▶ Work instructions: Word for word, restate every line of the listing that follows.

▶ Task inputs:
┌──

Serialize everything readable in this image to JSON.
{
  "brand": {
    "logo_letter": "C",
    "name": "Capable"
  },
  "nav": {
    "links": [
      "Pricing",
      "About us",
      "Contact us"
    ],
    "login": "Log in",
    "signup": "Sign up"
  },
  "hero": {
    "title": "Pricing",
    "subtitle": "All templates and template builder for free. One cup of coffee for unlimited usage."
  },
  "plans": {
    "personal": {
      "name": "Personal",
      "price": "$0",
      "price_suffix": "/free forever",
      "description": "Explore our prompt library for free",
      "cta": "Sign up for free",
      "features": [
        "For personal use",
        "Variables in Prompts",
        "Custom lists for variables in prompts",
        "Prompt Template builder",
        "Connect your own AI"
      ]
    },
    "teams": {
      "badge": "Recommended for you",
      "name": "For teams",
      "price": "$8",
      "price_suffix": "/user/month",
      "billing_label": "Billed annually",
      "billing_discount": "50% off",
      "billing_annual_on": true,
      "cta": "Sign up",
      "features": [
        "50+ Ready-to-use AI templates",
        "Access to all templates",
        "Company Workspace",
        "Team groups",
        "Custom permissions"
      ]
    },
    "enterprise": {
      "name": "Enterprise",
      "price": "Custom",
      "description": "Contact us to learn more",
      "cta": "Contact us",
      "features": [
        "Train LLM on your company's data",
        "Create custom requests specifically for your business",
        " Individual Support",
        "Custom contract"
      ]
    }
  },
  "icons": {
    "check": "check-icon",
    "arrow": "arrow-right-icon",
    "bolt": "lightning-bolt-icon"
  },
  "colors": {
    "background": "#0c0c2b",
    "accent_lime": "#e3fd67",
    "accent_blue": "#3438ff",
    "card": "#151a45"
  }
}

└──

▶ Result of this task:
Serialize everything readable in this image to JSON.
{
  "brand": {
    "logo_letter": "C",
    "name": "Capable"
  },
  "nav": {
    "links": [
      "Pricing",
      "About us",
      "Contact us"
    ],
    "login": "Log in",
    "signup": "Sign up"
  },
  "hero": {
    "title": "Pricing",
    "subtitle": "All templates and template builder for free. One cup of coffee for unlimited usage."
  },
  "plans": {
    "personal": {
      "name": "Personal",
      "price": "$0",
      "price_suffix": "/free forever",
      "description": "Explore our prompt library for free",
      "cta": "Sign up for free",
      "features": [
        "For personal use",
        "Variables in Prompts",
        "Custom lists for variables in prompts",
        "Prompt Template builder",
        "Connect your own AI"
      ]
    },
    "teams": {
      "badge": "Recommended for you",
      "name": "For teams",
      "price": "$8",
      "price_suffix": "/user/month",
      "billing_label": "Billed annually",
      "billing_discount": "50% off",
      "billing_annual_on": true,
      "cta": "Sign up",
      "features": [
        "50+ Ready-to-use AI templates",
        "Access to all templates",
        "Company Workspace",
        "Team groups",
        "Custom permissions"
      ]
    },
    "enterprise": {
      "name": "Enterprise",
      "price": "Custom",
      "description": "Contact us to learn more",
      "cta": "Contact us",
      "features": [
        "Train LLM on your company's data",
        "Create custom requests specifically for your business",
        " Individual Support",
        "Custom contract"
      ]
    }
  },
  "icons": {
    "check": "check-icon",
    "arrow": "arrow-right-icon",
    "bolt": "lightning-bolt-icon"
  },
  "colors": {
    "background": "#0c0c2b",
    "accent_lime": "#e3fd67",
    "accent_blue": "#3438ff",
    "card": "#151a45"
  }
}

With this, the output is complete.